WHAT IS REQUIRED - Could you write out every entry exactly as it stands?
——————————
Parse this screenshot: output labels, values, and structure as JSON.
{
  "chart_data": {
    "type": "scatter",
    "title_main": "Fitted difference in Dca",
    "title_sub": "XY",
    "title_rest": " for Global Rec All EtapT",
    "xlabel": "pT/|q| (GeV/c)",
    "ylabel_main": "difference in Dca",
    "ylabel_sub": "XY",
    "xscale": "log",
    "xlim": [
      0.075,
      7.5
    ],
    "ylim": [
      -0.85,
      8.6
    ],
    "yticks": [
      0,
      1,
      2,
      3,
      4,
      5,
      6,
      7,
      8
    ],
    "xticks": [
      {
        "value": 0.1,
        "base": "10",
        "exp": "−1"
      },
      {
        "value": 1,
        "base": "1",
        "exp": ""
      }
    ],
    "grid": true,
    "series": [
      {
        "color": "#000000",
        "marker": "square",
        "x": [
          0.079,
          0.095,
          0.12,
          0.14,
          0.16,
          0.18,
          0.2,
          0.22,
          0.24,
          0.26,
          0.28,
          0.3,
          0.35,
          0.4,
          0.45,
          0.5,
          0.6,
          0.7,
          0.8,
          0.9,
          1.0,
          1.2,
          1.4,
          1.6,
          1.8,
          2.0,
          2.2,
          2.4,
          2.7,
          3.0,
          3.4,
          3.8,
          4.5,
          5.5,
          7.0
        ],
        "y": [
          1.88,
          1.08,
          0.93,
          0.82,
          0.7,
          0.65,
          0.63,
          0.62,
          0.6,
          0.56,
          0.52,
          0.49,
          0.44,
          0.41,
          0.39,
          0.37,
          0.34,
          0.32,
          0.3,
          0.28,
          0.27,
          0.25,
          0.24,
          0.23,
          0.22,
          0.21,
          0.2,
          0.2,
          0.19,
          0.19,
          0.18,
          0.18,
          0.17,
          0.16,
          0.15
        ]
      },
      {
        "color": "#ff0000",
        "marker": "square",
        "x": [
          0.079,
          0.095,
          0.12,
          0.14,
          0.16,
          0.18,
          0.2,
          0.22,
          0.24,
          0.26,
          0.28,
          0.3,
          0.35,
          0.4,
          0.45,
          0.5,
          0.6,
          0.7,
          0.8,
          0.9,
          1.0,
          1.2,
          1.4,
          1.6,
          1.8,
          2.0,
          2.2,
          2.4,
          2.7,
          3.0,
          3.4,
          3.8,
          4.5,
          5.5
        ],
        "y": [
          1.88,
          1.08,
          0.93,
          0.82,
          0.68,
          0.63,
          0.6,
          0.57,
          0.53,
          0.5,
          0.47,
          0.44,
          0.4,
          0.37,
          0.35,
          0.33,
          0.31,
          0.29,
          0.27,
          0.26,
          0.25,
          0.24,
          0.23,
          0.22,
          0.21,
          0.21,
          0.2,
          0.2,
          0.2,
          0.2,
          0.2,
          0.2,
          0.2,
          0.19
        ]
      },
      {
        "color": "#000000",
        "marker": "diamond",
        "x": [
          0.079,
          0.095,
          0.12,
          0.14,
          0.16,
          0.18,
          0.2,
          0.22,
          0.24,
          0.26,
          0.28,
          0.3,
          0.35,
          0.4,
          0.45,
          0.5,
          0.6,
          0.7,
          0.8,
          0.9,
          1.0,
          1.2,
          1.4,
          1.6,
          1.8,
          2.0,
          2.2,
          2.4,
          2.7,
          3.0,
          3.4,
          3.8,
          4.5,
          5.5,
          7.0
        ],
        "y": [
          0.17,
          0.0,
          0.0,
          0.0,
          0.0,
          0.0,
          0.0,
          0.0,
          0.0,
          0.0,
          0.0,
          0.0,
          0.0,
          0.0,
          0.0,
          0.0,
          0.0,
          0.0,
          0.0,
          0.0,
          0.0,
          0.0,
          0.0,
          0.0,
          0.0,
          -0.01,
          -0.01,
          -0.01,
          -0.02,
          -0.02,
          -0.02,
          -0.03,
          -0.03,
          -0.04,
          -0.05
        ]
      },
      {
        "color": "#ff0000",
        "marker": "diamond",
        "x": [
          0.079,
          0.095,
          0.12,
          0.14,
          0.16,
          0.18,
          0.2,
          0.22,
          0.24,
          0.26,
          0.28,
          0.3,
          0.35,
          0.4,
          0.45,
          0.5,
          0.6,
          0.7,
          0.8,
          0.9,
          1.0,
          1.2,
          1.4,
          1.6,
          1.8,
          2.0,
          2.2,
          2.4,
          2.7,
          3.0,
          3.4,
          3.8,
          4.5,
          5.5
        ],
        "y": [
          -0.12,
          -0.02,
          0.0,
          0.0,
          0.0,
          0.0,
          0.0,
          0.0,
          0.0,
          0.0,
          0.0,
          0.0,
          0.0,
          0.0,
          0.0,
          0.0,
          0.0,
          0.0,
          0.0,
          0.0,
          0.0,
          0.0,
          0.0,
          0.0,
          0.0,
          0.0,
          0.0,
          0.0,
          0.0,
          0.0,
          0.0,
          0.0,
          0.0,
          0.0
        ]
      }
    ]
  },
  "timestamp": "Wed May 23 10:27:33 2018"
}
——————————
SOLUTION FOR THIS EXERCISE -
Parse this screenshot: output labels, values, and structure as JSON.
{
  "chart_data": {
    "type": "scatter",
    "title_main": "Fitted difference in Dca",
    "title_sub": "XY",
    "title_rest": " for Global Rec All EtapT",
    "xlabel": "pT/|q| (GeV/c)",
    "ylabel_main": "difference in Dca",
    "ylabel_sub": "XY",
    "xscale": "log",
    "xlim": [
      0.075,
      7.5
    ],
    "ylim": [
      -0.85,
      8.6
    ],
    "yticks": [
      0,
      1,
      2,
      3,
      4,
      5,
      6,
      7,
      8
    ],
    "xticks": [
      {
        "value": 0.1,
        "base": "10",
        "exp": "−1"
      },
      {
        "value": 1,
        "base": "1",
        "exp": ""
      }
    ],
    "grid": true,
    "series": [
      {
        "color": "#000000",
        "marker": "square",
        "x": [
          0.079,
          0.095,
          0.12,
          0.14,
          0.16,
          0.18,
          0.2,
          0.22,
          0.24,
          0.26,
          0.28,
          0.3,
          0.35,
          0.4,
          0.45,
          0.5,
          0.6,
          0.7,
          0.8,
          0.9,
          1.0,
          1.2,
          1.4,
          1.6,
          1.8,
          2.0,
          2.2,
          2.4,
          2.7,
          3.0,
          3.4,
          3.8,
          4.5,
          5.5,
          7.0
        ],
        "y": [
          1.88,
          1.08,
          0.93,
          0.82,
          0.7,
          0.65,
          0.63,
          0.62,
          0.6,
          0.56,
          0.52,
          0.49,
          0.44,
          0.41,
          0.39,
          0.37,
          0.34,
          0.32,
          0.3,
          0.28,
          0.27,
          0.25,
          0.24,
          0.23,
          0.22,
          0.21,
          0.2,
          0.2,
          0.19,
          0.19,
          0.18,
          0.18,
          0.17,
          0.16,
          0.15
        ]
      },
      {
        "color": "#ff0000",
        "marker": "square",
        "x": [
          0.079,
          0.095,
          0.12,
          0.14,
          0.16,
          0.18,
          0.2,
          0.22,
          0.24,
          0.26,
          0.28,
          0.3,
          0.35,
          0.4,
          0.45,
          0.5,
          0.6,
          0.7,
          0.8,
          0.9,
          1.0,
          1.2,
          1.4,
          1.6,
          1.8,
          2.0,
          2.2,
          2.4,
          2.7,
          3.0,
          3.4,
          3.8,
          4.5,
          5.5
        ],
        "y": [
          1.88,
          1.08,
          0.93,
          0.82,
          0.68,
          0.63,
          0.6,
          0.57,
          0.53,
          0.5,
          0.47,
          0.44,
          0.4,
          0.37,
          0.35,
          0.33,
          0.31,
          0.29,
          0.27,
          0.26,
          0.25,
          0.24,
          0.23,
          0.22,
          0.21,
          0.21,
          0.2,
          0.2,
          0.2,
          0.2,
          0.2,
          0.2,
          0.2,
          0.19
        ]
      },
      {
        "color": "#000000",
        "marker": "diamond",
        "x": [
          0.079,
          0.095,
          0.12,
          0.14,
          0.16,
          0.18,
          0.2,
          0.22,
          0.24,
          0.26,
          0.28,
          0.3,
          0.35,
          0.4,
          0.45,
          0.5,
          0.6,
          0.7,
          0.8,
          0.9,
          1.0,
          1.2,
          1.4,
          1.6,
          1.8,
          2.0,
          2.2,
          2.4,
          2.7,
          3.0,
          3.4,
          3.8,
          4.5,
          5.5,
          7.0
        ],
        "y": [
          0.17,
          0.0,
          0.0,
          0.0,
          0.0,
          0.0,
          0.0,
          0.0,
          0.0,
          0.0,
          0.0,
          0.0,
          0.0,
          0.0,
          0.0,
          0.0,
          0.0,
          0.0,
          0.0,
          0.0,
          0.0,
          0.0,
          0.0,
          0.0,
          0.0,
          -0.01,
          -0.01,
          -0.01,
          -0.02,
          -0.02,
          -0.02,
          -0.03,
          -0.03,
          -0.04,
          -0.05
        ]
      },
      {
        "color": "#ff0000",
        "marker": "diamond",
        "x": [
          0.079,
          0.095,
          0.12,
          0.14,
          0.16,
          0.18,
          0.2,
          0.22,
          0.24,
          0.26,
          0.28,
          0.3,
          0.35,
          0.4,
          0.45,
          0.5,
          0.6,
          0.7,
          0.8,
          0.9,
          1.0,
          1.2,
          1.4,
          1.6,
          1.8,
          2.0,
          2.2,
          2.4,
          2.7,
          3.0,
          3.4,
          3.8,
          4.5,
          5.5
        ],
        "y": [
          -0.12,
          -0.02,
          0.0,
          0.0,
          0.0,
          0.0,
          0.0,
          0.0,
          0.0,
          0.0,
          0.0,
          0.0,
          0.0,
          0.0,
          0.0,
          0.0,
          0.0,
          0.0,
          0.0,
          0.0,
          0.0,
          0.0,
          0.0,
          0.0,
          0.0,
          0.0,
          0.0,
          0.0,
          0.0,
          0.0,
          0.0,
          0.0,
          0.0,
          0.0
        ]
      }
    ]
  },
  "timestamp": "Wed May 23 10:27:33 2018"
}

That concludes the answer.